Copy every line that mentions the word "David".

☆ ☆ ☆

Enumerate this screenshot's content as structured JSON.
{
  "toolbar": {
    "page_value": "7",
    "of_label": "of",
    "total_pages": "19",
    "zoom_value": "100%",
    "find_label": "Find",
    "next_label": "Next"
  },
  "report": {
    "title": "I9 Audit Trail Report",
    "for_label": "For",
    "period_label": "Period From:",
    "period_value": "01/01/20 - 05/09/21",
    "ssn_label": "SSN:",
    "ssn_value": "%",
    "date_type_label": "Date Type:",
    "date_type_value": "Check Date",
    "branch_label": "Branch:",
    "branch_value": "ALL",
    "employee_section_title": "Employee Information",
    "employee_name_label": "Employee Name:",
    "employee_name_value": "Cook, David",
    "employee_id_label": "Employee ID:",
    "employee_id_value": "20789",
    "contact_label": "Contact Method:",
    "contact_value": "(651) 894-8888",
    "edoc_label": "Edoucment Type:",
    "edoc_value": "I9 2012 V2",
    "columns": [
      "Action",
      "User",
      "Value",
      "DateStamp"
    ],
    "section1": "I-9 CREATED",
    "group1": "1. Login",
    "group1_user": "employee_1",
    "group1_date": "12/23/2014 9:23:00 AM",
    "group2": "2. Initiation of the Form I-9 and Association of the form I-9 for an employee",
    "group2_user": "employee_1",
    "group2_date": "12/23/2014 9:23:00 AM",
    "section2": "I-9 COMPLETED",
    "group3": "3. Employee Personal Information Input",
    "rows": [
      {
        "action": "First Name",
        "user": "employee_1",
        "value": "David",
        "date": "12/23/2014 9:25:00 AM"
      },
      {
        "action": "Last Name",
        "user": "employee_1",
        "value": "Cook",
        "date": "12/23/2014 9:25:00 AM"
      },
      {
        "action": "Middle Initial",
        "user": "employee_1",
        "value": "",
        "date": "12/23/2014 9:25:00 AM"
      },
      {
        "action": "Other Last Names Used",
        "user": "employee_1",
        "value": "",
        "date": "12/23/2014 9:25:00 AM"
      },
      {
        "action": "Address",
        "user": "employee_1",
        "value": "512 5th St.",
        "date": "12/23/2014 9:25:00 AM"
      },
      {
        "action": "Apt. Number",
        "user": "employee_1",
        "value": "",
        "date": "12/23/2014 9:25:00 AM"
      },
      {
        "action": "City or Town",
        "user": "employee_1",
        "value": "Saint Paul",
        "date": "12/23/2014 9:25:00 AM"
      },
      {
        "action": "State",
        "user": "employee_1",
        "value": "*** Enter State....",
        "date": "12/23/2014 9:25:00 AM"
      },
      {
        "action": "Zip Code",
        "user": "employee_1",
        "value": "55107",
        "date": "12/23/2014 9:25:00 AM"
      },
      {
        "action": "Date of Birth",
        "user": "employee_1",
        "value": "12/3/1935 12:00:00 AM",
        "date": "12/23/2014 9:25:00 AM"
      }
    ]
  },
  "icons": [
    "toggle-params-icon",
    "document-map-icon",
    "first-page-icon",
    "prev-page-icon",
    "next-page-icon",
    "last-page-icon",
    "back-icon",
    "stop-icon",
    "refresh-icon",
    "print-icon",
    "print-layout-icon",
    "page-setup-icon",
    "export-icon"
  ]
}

☆ ☆ ☆

_TASK RESPONSE_
    "employee_name_value": "Cook, David",
        "value": "David",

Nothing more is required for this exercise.